Data excerpts
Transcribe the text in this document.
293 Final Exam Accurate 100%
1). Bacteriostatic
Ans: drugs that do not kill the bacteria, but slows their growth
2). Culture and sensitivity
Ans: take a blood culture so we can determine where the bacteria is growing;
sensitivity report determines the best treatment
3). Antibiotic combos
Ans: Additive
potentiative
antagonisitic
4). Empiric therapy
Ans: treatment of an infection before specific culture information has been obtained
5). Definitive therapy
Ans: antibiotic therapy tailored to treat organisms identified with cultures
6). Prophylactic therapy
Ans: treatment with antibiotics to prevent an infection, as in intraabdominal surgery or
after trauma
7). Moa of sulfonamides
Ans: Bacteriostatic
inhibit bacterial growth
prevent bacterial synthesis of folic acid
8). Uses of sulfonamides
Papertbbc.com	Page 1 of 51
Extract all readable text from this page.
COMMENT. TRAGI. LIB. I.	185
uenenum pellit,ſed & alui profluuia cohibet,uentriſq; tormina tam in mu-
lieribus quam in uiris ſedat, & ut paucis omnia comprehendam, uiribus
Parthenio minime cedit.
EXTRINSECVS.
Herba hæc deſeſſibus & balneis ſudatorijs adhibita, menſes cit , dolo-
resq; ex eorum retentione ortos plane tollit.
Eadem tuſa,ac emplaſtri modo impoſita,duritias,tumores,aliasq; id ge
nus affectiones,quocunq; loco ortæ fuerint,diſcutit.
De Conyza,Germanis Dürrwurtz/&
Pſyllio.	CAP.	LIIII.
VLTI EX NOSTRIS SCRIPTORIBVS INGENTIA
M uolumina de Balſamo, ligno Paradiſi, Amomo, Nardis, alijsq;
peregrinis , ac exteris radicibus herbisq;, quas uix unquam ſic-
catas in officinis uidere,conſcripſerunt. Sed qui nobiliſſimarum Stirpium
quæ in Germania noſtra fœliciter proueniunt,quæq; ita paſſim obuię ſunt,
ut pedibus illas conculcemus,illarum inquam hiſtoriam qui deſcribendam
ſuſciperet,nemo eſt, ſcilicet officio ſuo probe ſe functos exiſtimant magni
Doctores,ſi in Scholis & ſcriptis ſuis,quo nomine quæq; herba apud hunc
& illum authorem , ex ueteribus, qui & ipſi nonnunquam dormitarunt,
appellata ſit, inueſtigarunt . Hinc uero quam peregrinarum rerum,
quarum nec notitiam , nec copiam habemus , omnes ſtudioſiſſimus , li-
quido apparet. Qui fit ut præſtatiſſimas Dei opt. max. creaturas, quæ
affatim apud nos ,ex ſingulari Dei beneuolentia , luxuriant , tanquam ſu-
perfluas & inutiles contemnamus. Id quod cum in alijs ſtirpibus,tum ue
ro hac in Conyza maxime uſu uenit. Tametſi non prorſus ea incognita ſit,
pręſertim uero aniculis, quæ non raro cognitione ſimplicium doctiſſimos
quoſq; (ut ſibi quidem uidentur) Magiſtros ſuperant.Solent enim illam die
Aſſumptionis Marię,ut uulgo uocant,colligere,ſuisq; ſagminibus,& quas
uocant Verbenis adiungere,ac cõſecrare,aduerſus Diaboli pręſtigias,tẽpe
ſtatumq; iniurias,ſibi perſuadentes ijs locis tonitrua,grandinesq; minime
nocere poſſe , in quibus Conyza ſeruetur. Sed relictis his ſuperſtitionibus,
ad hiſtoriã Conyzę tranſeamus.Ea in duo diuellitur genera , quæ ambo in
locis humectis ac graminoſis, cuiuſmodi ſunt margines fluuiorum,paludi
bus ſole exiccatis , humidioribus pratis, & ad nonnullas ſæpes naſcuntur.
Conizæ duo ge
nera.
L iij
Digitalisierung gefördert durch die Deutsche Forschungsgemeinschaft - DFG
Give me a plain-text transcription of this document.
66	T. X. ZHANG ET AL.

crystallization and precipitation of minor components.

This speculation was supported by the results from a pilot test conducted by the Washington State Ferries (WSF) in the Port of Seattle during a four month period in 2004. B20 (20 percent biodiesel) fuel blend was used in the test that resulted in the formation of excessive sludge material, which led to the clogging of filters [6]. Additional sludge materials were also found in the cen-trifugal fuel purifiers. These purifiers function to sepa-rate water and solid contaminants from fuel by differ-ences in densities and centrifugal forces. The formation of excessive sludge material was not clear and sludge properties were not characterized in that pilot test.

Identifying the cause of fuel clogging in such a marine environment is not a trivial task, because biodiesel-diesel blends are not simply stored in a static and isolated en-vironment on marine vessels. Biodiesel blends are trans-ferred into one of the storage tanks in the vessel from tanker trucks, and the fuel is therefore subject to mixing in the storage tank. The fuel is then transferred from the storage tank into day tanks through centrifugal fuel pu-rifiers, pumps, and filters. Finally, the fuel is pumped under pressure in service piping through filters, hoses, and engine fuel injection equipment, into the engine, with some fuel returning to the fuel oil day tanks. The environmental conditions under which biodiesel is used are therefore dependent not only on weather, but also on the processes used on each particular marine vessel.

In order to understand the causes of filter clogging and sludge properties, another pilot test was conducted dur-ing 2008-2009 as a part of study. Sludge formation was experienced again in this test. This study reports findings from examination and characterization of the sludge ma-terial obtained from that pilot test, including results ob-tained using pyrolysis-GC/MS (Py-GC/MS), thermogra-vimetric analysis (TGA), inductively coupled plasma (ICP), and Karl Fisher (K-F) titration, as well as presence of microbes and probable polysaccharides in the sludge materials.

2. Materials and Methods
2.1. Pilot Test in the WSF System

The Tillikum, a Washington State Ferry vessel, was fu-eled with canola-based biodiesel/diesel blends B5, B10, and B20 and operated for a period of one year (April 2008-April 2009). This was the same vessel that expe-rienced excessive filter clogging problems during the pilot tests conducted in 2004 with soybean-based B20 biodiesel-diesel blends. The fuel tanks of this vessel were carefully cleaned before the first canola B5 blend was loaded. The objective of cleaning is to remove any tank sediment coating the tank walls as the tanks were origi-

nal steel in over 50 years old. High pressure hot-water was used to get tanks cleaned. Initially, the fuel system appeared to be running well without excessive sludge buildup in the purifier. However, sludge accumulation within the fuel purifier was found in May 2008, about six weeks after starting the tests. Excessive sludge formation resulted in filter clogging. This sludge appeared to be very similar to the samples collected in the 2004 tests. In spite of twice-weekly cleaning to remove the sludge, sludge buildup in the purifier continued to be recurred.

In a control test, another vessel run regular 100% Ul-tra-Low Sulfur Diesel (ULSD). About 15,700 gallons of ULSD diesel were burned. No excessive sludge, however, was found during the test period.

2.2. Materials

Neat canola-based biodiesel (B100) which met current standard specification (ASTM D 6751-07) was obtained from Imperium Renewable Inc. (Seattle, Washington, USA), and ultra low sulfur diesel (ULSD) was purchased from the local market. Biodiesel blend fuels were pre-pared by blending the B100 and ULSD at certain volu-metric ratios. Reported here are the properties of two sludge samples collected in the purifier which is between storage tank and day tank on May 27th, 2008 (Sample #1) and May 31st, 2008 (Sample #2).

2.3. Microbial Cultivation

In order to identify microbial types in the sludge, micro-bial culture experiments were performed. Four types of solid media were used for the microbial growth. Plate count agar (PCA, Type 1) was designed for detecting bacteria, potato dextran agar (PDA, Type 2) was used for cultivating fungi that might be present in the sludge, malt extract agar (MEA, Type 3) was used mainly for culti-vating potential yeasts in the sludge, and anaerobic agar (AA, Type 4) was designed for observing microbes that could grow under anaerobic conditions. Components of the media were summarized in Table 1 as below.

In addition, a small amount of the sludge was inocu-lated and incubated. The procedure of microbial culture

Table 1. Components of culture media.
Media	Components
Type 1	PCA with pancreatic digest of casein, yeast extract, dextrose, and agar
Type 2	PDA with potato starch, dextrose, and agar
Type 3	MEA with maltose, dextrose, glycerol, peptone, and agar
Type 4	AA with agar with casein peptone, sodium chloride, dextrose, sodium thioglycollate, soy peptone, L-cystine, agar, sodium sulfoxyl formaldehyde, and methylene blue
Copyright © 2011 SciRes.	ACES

=== Problem details ===
Show me every line of the entries above that holds "another".

=== Output for this exercise ===
In order to understand the causes of filter clogging and sludge properties, another pilot test was conducted dur-ing 2008-2009 as a part of study. Sludge formation was experienced again in this test. This study reports findings from examination and characterization of the sludge ma-terial obtained from that pilot test, including results ob-tained using pyrolysis-GC/MS (Py-GC/MS), thermogra-vimetric analysis (TGA), inductively coupled plasma (ICP), and Karl Fisher (K-F) titration, as well as presence of microbes and probable polysaccharides in the sludge materials.
In a control test, another vessel run regular 100% Ul-tra-Low Sulfur Diesel (ULSD). About 15,700 gallons of ULSD diesel were burned. No excessive sludge, however, was found during the test period.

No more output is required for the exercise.